= Aim =
Keep the pictures out of the copy and print all the entries below exactly.

= Data records =
********

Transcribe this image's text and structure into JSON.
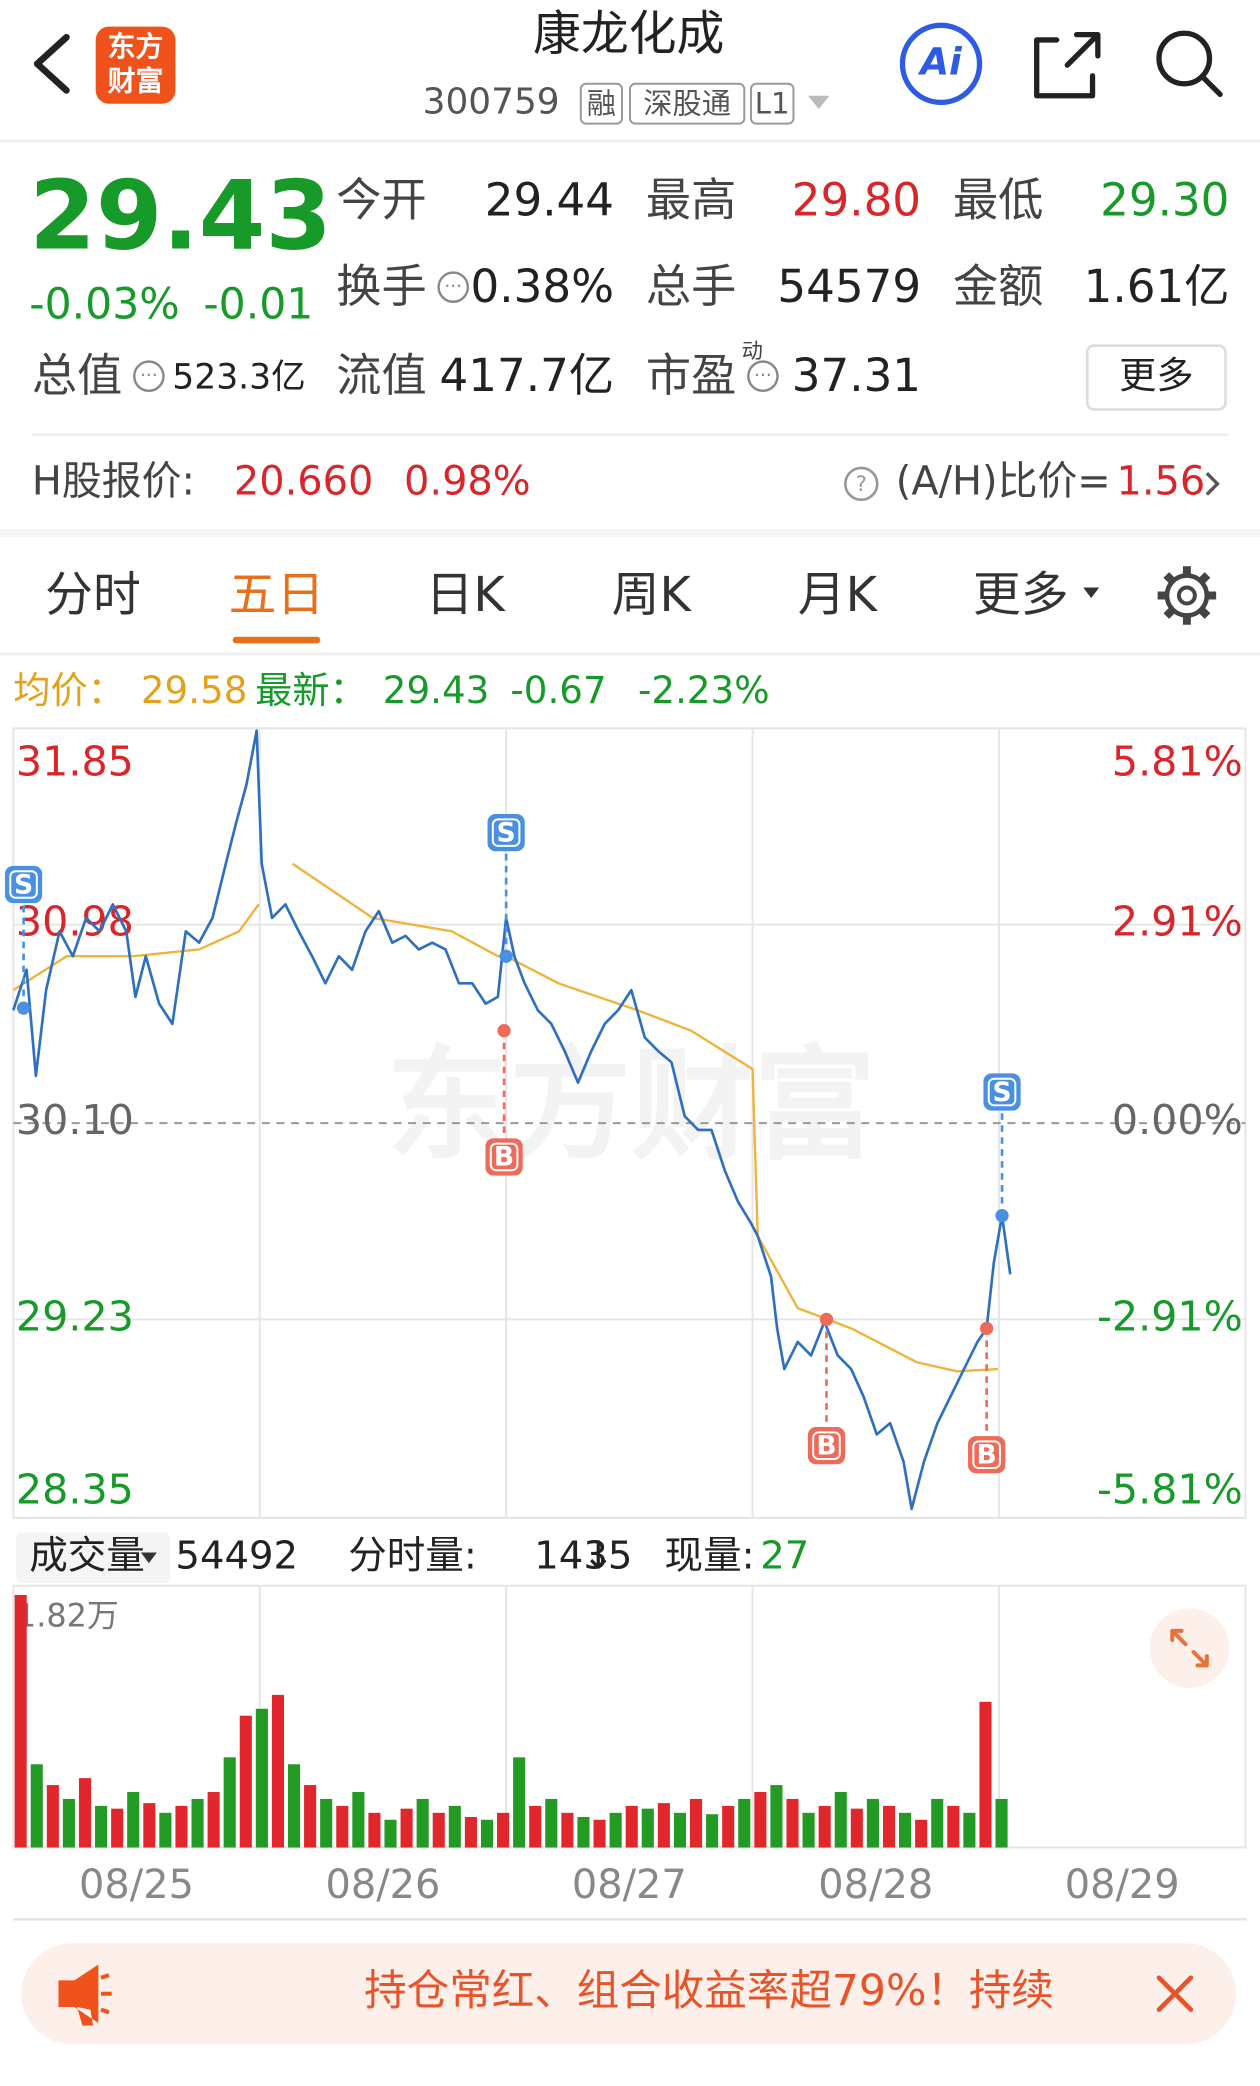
{
  "header": {
    "title": "康龙化成",
    "code": "300759",
    "tags": [
      "融",
      "深股通",
      "L1"
    ],
    "logo": [
      "东方",
      "财富"
    ],
    "ai": "Ai"
  },
  "quote": {
    "price": "29.43",
    "change_pct": "-0.03%",
    "change": "-0.01",
    "rows": [
      [
        {
          "label": "今开",
          "value": "29.44"
        },
        {
          "label": "最高",
          "value": "29.80",
          "tone": "up"
        },
        {
          "label": "最低",
          "value": "29.30",
          "tone": "down"
        }
      ],
      [
        {
          "label": "换手",
          "value": "0.38%",
          "info": true
        },
        {
          "label": "总手",
          "value": "54579"
        },
        {
          "label": "金额",
          "value": "1.61亿"
        }
      ],
      [
        {
          "label": "总值",
          "value": "523.3亿",
          "info": true,
          "small": true
        },
        {
          "label": "流值",
          "value": "417.7亿"
        },
        {
          "label": "市盈",
          "sup": "动",
          "value": "37.31",
          "info": true
        }
      ]
    ],
    "more": "更多"
  },
  "h_share": {
    "label": "H股报价:",
    "price": "20.660",
    "pct": "0.98%",
    "ratio_label": "(A/H)比价=",
    "ratio": "1.56"
  },
  "tabs": {
    "items": [
      "分时",
      "五日",
      "日K",
      "周K",
      "月K",
      "更多"
    ],
    "active": 1
  },
  "info": {
    "avg_label": "均价：",
    "avg": "29.58",
    "latest_label": "最新：",
    "latest": "29.43",
    "change": "-0.67",
    "change_pct": "-2.23%"
  },
  "chart": {
    "days": 5,
    "minutes_per_day": 240,
    "ylim": [
      28.35,
      31.85
    ],
    "yticks": [
      31.85,
      30.98,
      {
        "value": 30.1,
        "label": "30.10"
      },
      29.23,
      28.35
    ],
    "y2ticks": [
      {
        "value": 5.81,
        "label": "5.81%"
      },
      {
        "value": 2.91,
        "label": "2.91%"
      },
      {
        "value": 0,
        "label": "0.00%"
      },
      {
        "value": -2.91,
        "label": "-2.91%"
      },
      {
        "value": -5.81,
        "label": "-5.81%"
      }
    ],
    "watermark": "东方财富",
    "price_line": {
      "color": "#2f6fc0",
      "x": [
        0,
        13,
        22,
        32,
        45,
        58,
        71,
        84,
        97,
        110,
        119,
        129,
        142,
        155,
        168,
        181,
        194,
        207,
        217,
        227,
        237,
        242,
        252,
        265,
        278,
        291,
        304,
        317,
        330,
        343,
        356,
        369,
        382,
        395,
        408,
        421,
        434,
        447,
        460,
        472,
        480,
        488,
        498,
        511,
        524,
        537,
        550,
        563,
        576,
        589,
        602,
        615,
        628,
        641,
        654,
        667,
        680,
        693,
        706,
        718,
        725,
        738,
        744,
        751,
        764,
        777,
        790,
        803,
        816,
        828,
        841,
        854,
        867,
        875,
        887,
        900,
        913,
        926,
        939,
        948,
        955,
        963,
        971
      ],
      "values": [
        30.6,
        30.78,
        30.31,
        30.69,
        30.95,
        30.84,
        31.01,
        30.95,
        31.07,
        30.95,
        30.66,
        30.84,
        30.63,
        30.54,
        30.95,
        30.9,
        31.01,
        31.25,
        31.43,
        31.6,
        31.84,
        31.25,
        31.01,
        31.07,
        30.95,
        30.84,
        30.72,
        30.84,
        30.78,
        30.95,
        31.04,
        30.9,
        30.93,
        30.87,
        30.9,
        30.87,
        30.72,
        30.72,
        30.63,
        30.66,
        31.01,
        30.84,
        30.72,
        30.6,
        30.54,
        30.42,
        30.28,
        30.42,
        30.54,
        30.6,
        30.69,
        30.48,
        30.42,
        30.37,
        30.13,
        30.07,
        30.07,
        29.89,
        29.75,
        29.66,
        29.6,
        29.42,
        29.19,
        29.01,
        29.13,
        29.07,
        29.22,
        29.07,
        29.01,
        28.89,
        28.72,
        28.77,
        28.6,
        28.39,
        28.6,
        28.77,
        28.89,
        29.01,
        29.13,
        29.19,
        29.48,
        29.69,
        29.43
      ]
    },
    "avg_line": {
      "color": "#f0b43c",
      "x": [
        0,
        52,
        117,
        181,
        220,
        239,
        246,
        272,
        350,
        427,
        472,
        480,
        531,
        608,
        660,
        720,
        725,
        764,
        816,
        880,
        919,
        959
      ],
      "values": [
        30.69,
        30.84,
        30.84,
        30.87,
        30.95,
        31.07,
        null,
        31.25,
        31.01,
        30.95,
        30.84,
        30.84,
        30.72,
        30.6,
        30.51,
        30.34,
        29.6,
        29.28,
        29.19,
        29.04,
        29.0,
        29.01
      ]
    },
    "markers": [
      {
        "label": "S",
        "x": 10,
        "value": 30.61
      },
      {
        "label": "S",
        "x": 480,
        "value": 30.84
      },
      {
        "label": "B",
        "x": 478,
        "value": 30.51
      },
      {
        "label": "B",
        "x": 792,
        "value": 29.23
      },
      {
        "label": "B",
        "x": 948,
        "value": 29.19
      },
      {
        "label": "S",
        "x": 963,
        "value": 29.69
      }
    ],
    "dates": [
      "08/25",
      "08/26",
      "08/27",
      "08/28",
      "08/29"
    ]
  },
  "volume": {
    "label": "成交量",
    "total": "54492",
    "minute_label": "分时量:",
    "minute": "1435",
    "minute_trend": "↓",
    "current_label": "现量:",
    "current": "27",
    "max_label": "1.82万",
    "ylim": [
      0,
      18200
    ],
    "up_color": "#e0282c",
    "down_color": "#239a23",
    "values": [
      18200,
      6000,
      4500,
      3500,
      5000,
      3000,
      2800,
      4000,
      3200,
      2500,
      3000,
      3500,
      4000,
      6500,
      9500,
      10000,
      11000,
      6000,
      4500,
      3500,
      3000,
      4000,
      2500,
      2000,
      2800,
      3500,
      2500,
      3000,
      2200,
      2000,
      2500,
      6500,
      3000,
      3500,
      2500,
      2200,
      2000,
      2500,
      3000,
      2800,
      3200,
      2500,
      3500,
      2400,
      3000,
      3500,
      4000,
      4500,
      3500,
      2500,
      3000,
      4000,
      2800,
      3500,
      3000,
      2500,
      2000,
      3500,
      3000,
      2500,
      10500,
      3500
    ]
  },
  "banner": {
    "text": "持仓常红、组合收益率超79%！持续"
  }
}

********

= Response to the task =
Transcribe this image's text and structure into JSON.
{
  "header": {
    "title": "康龙化成",
    "code": "300759",
    "tags": [
      "融",
      "深股通",
      "L1"
    ],
    "logo": [
      "东方",
      "财富"
    ],
    "ai": "Ai"
  },
  "quote": {
    "price": "29.43",
    "change_pct": "-0.03%",
    "change": "-0.01",
    "rows": [
      [
        {
          "label": "今开",
          "value": "29.44"
        },
        {
          "label": "最高",
          "value": "29.80",
          "tone": "up"
        },
        {
          "label": "最低",
          "value": "29.30",
          "tone": "down"
        }
      ],
      [
        {
          "label": "换手",
          "value": "0.38%",
          "info": true
        },
        {
          "label": "总手",
          "value": "54579"
        },
        {
          "label": "金额",
          "value": "1.61亿"
        }
      ],
      [
        {
          "label": "总值",
          "value": "523.3亿",
          "info": true,
          "small": true
        },
        {
          "label": "流值",
          "value": "417.7亿"
        },
        {
          "label": "市盈",
          "sup": "动",
          "value": "37.31",
          "info": true
        }
      ]
    ],
    "more": "更多"
  },
  "h_share": {
    "label": "H股报价:",
    "price": "20.660",
    "pct": "0.98%",
    "ratio_label": "(A/H)比价=",
    "ratio": "1.56"
  },
  "tabs": {
    "items": [
      "分时",
      "五日",
      "日K",
      "周K",
      "月K",
      "更多"
    ],
    "active": 1
  },
  "info": {
    "avg_label": "均价：",
    "avg": "29.58",
    "latest_label": "最新：",
    "latest": "29.43",
    "change": "-0.67",
    "change_pct": "-2.23%"
  },
  "chart": {
    "days": 5,
    "minutes_per_day": 240,
    "ylim": [
      28.35,
      31.85
    ],
    "yticks": [
      31.85,
      30.98,
      {
        "value": 30.1,
        "label": "30.10"
      },
      29.23,
      28.35
    ],
    "y2ticks": [
      {
        "value": 5.81,
        "label": "5.81%"
      },
      {
        "value": 2.91,
        "label": "2.91%"
      },
      {
        "value": 0,
        "label": "0.00%"
      },
      {
        "value": -2.91,
        "label": "-2.91%"
      },
      {
        "value": -5.81,
        "label": "-5.81%"
      }
    ],
    "watermark": "东方财富",
    "price_line": {
      "color": "#2f6fc0",
      "x": [
        0,
        13,
        22,
        32,
        45,
        58,
        71,
        84,
        97,
        110,
        119,
        129,
        142,
        155,
        168,
        181,
        194,
        207,
        217,
        227,
        237,
        242,
        252,
        265,
        278,
        291,
        304,
        317,
        330,
        343,
        356,
        369,
        382,
        395,
        408,
        421,
        434,
        447,
        460,
        472,
        480,
        488,
        498,
        511,
        524,
        537,
        550,
        563,
        576,
        589,
        602,
        615,
        628,
        641,
        654,
        667,
        680,
        693,
        706,
        718,
        725,
        738,
        744,
        751,
        764,
        777,
        790,
        803,
        816,
        828,
        841,
        854,
        867,
        875,
        887,
        900,
        913,
        926,
        939,
        948,
        955,
        963,
        971
      ],
      "values": [
        30.6,
        30.78,
        30.31,
        30.69,
        30.95,
        30.84,
        31.01,
        30.95,
        31.07,
        30.95,
        30.66,
        30.84,
        30.63,
        30.54,
        30.95,
        30.9,
        31.01,
        31.25,
        31.43,
        31.6,
        31.84,
        31.25,
        31.01,
        31.07,
        30.95,
        30.84,
        30.72,
        30.84,
        30.78,
        30.95,
        31.04,
        30.9,
        30.93,
        30.87,
        30.9,
        30.87,
        30.72,
        30.72,
        30.63,
        30.66,
        31.01,
        30.84,
        30.72,
        30.6,
        30.54,
        30.42,
        30.28,
        30.42,
        30.54,
        30.6,
        30.69,
        30.48,
        30.42,
        30.37,
        30.13,
        30.07,
        30.07,
        29.89,
        29.75,
        29.66,
        29.6,
        29.42,
        29.19,
        29.01,
        29.13,
        29.07,
        29.22,
        29.07,
        29.01,
        28.89,
        28.72,
        28.77,
        28.6,
        28.39,
        28.6,
        28.77,
        28.89,
        29.01,
        29.13,
        29.19,
        29.48,
        29.69,
        29.43
      ]
    },
    "avg_line": {
      "color": "#f0b43c",
      "x": [
        0,
        52,
        117,
        181,
        220,
        239,
        246,
        272,
        350,
        427,
        472,
        480,
        531,
        608,
        660,
        720,
        725,
        764,
        816,
        880,
        919,
        959
      ],
      "values": [
        30.69,
        30.84,
        30.84,
        30.87,
        30.95,
        31.07,
        null,
        31.25,
        31.01,
        30.95,
        30.84,
        30.84,
        30.72,
        30.6,
        30.51,
        30.34,
        29.6,
        29.28,
        29.19,
        29.04,
        29.0,
        29.01
      ]
    },
    "markers": [
      {
        "label": "S",
        "x": 10,
        "value": 30.61
      },
      {
        "label": "S",
        "x": 480,
        "value": 30.84
      },
      {
        "label": "B",
        "x": 478,
        "value": 30.51
      },
      {
        "label": "B",
        "x": 792,
        "value": 29.23
      },
      {
        "label": "B",
        "x": 948,
        "value": 29.19
      },
      {
        "label": "S",
        "x": 963,
        "value": 29.69
      }
    ],
    "dates": [
      "08/25",
      "08/26",
      "08/27",
      "08/28",
      "08/29"
    ]
  },
  "volume": {
    "label": "成交量",
    "total": "54492",
    "minute_label": "分时量:",
    "minute": "1435",
    "minute_trend": "↓",
    "current_label": "现量:",
    "current": "27",
    "max_label": "1.82万",
    "ylim": [
      0,
      18200
    ],
    "up_color": "#e0282c",
    "down_color": "#239a23",
    "values": [
      18200,
      6000,
      4500,
      3500,
      5000,
      3000,
      2800,
      4000,
      3200,
      2500,
      3000,
      3500,
      4000,
      6500,
      9500,
      10000,
      11000,
      6000,
      4500,
      3500,
      3000,
      4000,
      2500,
      2000,
      2800,
      3500,
      2500,
      3000,
      2200,
      2000,
      2500,
      6500,
      3000,
      3500,
      2500,
      2200,
      2000,
      2500,
      3000,
      2800,
      3200,
      2500,
      3500,
      2400,
      3000,
      3500,
      4000,
      4500,
      3500,
      2500,
      3000,
      4000,
      2800,
      3500,
      3000,
      2500,
      2000,
      3500,
      3000,
      2500,
      10500,
      3500
    ]
  },
  "banner": {
    "text": "持仓常红、组合收益率超79%！持续"
  }
}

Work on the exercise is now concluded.